Record extracts:

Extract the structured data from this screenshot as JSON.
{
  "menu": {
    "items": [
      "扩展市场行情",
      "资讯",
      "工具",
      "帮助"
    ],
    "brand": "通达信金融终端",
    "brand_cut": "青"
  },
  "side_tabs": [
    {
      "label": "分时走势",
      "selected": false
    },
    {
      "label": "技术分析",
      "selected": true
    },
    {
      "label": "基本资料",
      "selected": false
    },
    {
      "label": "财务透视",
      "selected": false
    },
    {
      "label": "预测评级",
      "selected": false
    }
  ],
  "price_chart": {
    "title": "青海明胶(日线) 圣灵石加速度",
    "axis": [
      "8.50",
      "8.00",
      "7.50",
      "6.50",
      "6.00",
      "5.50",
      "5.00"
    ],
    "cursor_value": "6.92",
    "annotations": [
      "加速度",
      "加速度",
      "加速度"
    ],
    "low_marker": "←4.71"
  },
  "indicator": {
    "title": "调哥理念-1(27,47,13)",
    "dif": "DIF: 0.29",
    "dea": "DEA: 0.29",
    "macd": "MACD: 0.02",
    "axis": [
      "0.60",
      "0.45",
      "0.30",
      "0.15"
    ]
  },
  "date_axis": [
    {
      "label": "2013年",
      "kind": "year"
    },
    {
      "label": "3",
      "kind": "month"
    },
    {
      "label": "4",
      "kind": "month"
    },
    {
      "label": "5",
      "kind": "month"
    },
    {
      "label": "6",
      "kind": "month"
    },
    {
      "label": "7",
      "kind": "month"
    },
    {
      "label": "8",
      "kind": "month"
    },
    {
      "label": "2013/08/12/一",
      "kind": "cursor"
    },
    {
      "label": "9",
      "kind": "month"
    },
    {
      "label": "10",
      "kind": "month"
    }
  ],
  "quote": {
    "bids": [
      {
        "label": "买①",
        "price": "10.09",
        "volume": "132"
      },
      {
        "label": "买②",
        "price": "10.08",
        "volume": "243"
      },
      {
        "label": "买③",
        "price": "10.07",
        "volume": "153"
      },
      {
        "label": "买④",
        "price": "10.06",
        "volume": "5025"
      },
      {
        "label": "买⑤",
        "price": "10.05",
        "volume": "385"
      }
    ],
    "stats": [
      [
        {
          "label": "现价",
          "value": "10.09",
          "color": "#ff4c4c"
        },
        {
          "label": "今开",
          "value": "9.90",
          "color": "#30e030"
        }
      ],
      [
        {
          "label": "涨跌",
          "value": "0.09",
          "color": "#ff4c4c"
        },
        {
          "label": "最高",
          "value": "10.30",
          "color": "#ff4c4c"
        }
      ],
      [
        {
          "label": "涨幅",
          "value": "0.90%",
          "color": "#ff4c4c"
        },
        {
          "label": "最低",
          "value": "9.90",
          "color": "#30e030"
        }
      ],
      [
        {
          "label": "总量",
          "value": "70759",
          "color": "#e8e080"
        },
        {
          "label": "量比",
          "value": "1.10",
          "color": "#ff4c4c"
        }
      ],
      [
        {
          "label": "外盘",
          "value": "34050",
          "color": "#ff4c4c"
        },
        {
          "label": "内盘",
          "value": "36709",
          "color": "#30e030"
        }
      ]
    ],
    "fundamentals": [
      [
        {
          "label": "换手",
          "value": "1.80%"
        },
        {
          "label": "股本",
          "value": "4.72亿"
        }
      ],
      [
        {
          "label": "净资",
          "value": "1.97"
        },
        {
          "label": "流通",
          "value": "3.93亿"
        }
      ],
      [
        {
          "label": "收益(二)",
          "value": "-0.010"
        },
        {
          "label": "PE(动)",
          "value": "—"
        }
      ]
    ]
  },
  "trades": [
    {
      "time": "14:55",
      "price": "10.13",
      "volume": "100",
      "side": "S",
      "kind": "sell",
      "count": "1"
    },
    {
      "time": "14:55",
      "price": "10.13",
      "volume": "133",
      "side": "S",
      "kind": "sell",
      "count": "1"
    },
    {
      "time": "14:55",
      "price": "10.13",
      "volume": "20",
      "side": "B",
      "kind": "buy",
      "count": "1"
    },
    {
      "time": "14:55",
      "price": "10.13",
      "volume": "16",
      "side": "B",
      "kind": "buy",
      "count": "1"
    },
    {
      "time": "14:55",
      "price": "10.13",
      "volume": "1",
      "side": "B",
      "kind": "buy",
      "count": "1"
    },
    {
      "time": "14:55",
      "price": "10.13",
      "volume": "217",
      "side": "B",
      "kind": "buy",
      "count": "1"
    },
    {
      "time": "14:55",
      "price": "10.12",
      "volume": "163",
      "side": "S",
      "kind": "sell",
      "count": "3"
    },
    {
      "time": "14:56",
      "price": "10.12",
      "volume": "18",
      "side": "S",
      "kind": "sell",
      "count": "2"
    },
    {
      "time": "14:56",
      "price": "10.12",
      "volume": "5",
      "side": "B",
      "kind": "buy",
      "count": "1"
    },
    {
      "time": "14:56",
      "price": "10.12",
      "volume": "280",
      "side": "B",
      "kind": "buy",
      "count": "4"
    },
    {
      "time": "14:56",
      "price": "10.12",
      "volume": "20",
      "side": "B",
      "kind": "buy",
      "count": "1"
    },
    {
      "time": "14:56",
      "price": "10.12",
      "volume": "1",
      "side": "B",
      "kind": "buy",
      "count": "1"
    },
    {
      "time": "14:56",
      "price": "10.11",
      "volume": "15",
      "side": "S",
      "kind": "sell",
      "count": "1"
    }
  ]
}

Exercise task:
Restate the listing in full, word for word.

Answer to the exercise:
Extract the structured data from this screenshot as JSON.
{
  "menu": {
    "items": [
      "扩展市场行情",
      "资讯",
      "工具",
      "帮助"
    ],
    "brand": "通达信金融终端",
    "brand_cut": "青"
  },
  "side_tabs": [
    {
      "label": "分时走势",
      "selected": false
    },
    {
      "label": "技术分析",
      "selected": true
    },
    {
      "label": "基本资料",
      "selected": false
    },
    {
      "label": "财务透视",
      "selected": false
    },
    {
      "label": "预测评级",
      "selected": false
    }
  ],
  "price_chart": {
    "title": "青海明胶(日线) 圣灵石加速度",
    "axis": [
      "8.50",
      "8.00",
      "7.50",
      "6.50",
      "6.00",
      "5.50",
      "5.00"
    ],
    "cursor_value": "6.92",
    "annotations": [
      "加速度",
      "加速度",
      "加速度"
    ],
    "low_marker": "←4.71"
  },
  "indicator": {
    "title": "调哥理念-1(27,47,13)",
    "dif": "DIF: 0.29",
    "dea": "DEA: 0.29",
    "macd": "MACD: 0.02",
    "axis": [
      "0.60",
      "0.45",
      "0.30",
      "0.15"
    ]
  },
  "date_axis": [
    {
      "label": "2013年",
      "kind": "year"
    },
    {
      "label": "3",
      "kind": "month"
    },
    {
      "label": "4",
      "kind": "month"
    },
    {
      "label": "5",
      "kind": "month"
    },
    {
      "label": "6",
      "kind": "month"
    },
    {
      "label": "7",
      "kind": "month"
    },
    {
      "label": "8",
      "kind": "month"
    },
    {
      "label": "2013/08/12/一",
      "kind": "cursor"
    },
    {
      "label": "9",
      "kind": "month"
    },
    {
      "label": "10",
      "kind": "month"
    }
  ],
  "quote": {
    "bids": [
      {
        "label": "买①",
        "price": "10.09",
        "volume": "132"
      },
      {
        "label": "买②",
        "price": "10.08",
        "volume": "243"
      },
      {
        "label": "买③",
        "price": "10.07",
        "volume": "153"
      },
      {
        "label": "买④",
        "price": "10.06",
        "volume": "5025"
      },
      {
        "label": "买⑤",
        "price": "10.05",
        "volume": "385"
      }
    ],
    "stats": [
      [
        {
          "label": "现价",
          "value": "10.09",
          "color": "#ff4c4c"
        },
        {
          "label": "今开",
          "value": "9.90",
          "color": "#30e030"
        }
      ],
      [
        {
          "label": "涨跌",
          "value": "0.09",
          "color": "#ff4c4c"
        },
        {
          "label": "最高",
          "value": "10.30",
          "color": "#ff4c4c"
        }
      ],
      [
        {
          "label": "涨幅",
          "value": "0.90%",
          "color": "#ff4c4c"
        },
        {
          "label": "最低",
          "value": "9.90",
          "color": "#30e030"
        }
      ],
      [
        {
          "label": "总量",
          "value": "70759",
          "color": "#e8e080"
        },
        {
          "label": "量比",
          "value": "1.10",
          "color": "#ff4c4c"
        }
      ],
      [
        {
          "label": "外盘",
          "value": "34050",
          "color": "#ff4c4c"
        },
        {
          "label": "内盘",
          "value": "36709",
          "color": "#30e030"
        }
      ]
    ],
    "fundamentals": [
      [
        {
          "label": "换手",
          "value": "1.80%"
        },
        {
          "label": "股本",
          "value": "4.72亿"
        }
      ],
      [
        {
          "label": "净资",
          "value": "1.97"
        },
        {
          "label": "流通",
          "value": "3.93亿"
        }
      ],
      [
        {
          "label": "收益(二)",
          "value": "-0.010"
        },
        {
          "label": "PE(动)",
          "value": "—"
        }
      ]
    ]
  },
  "trades": [
    {
      "time": "14:55",
      "price": "10.13",
      "volume": "100",
      "side": "S",
      "kind": "sell",
      "count": "1"
    },
    {
      "time": "14:55",
      "price": "10.13",
      "volume": "133",
      "side": "S",
      "kind": "sell",
      "count": "1"
    },
    {
      "time": "14:55",
      "price": "10.13",
      "volume": "20",
      "side": "B",
      "kind": "buy",
      "count": "1"
    },
    {
      "time": "14:55",
      "price": "10.13",
      "volume": "16",
      "side": "B",
      "kind": "buy",
      "count": "1"
    },
    {
      "time": "14:55",
      "price": "10.13",
      "volume": "1",
      "side": "B",
      "kind": "buy",
      "count": "1"
    },
    {
      "time": "14:55",
      "price": "10.13",
      "volume": "217",
      "side": "B",
      "kind": "buy",
      "count": "1"
    },
    {
      "time": "14:55",
      "price": "10.12",
      "volume": "163",
      "side": "S",
      "kind": "sell",
      "count": "3"
    },
    {
      "time": "14:56",
      "price": "10.12",
      "volume": "18",
      "side": "S",
      "kind": "sell",
      "count": "2"
    },
    {
      "time": "14:56",
      "price": "10.12",
      "volume": "5",
      "side": "B",
      "kind": "buy",
      "count": "1"
    },
    {
      "time": "14:56",
      "price": "10.12",
      "volume": "280",
      "side": "B",
      "kind": "buy",
      "count": "4"
    },
    {
      "time": "14:56",
      "price": "10.12",
      "volume": "20",
      "side": "B",
      "kind": "buy",
      "count": "1"
    },
    {
      "time": "14:56",
      "price": "10.12",
      "volume": "1",
      "side": "B",
      "kind": "buy",
      "count": "1"
    },
    {
      "time": "14:56",
      "price": "10.11",
      "volume": "15",
      "side": "S",
      "kind": "sell",
      "count": "1"
    }
  ]
}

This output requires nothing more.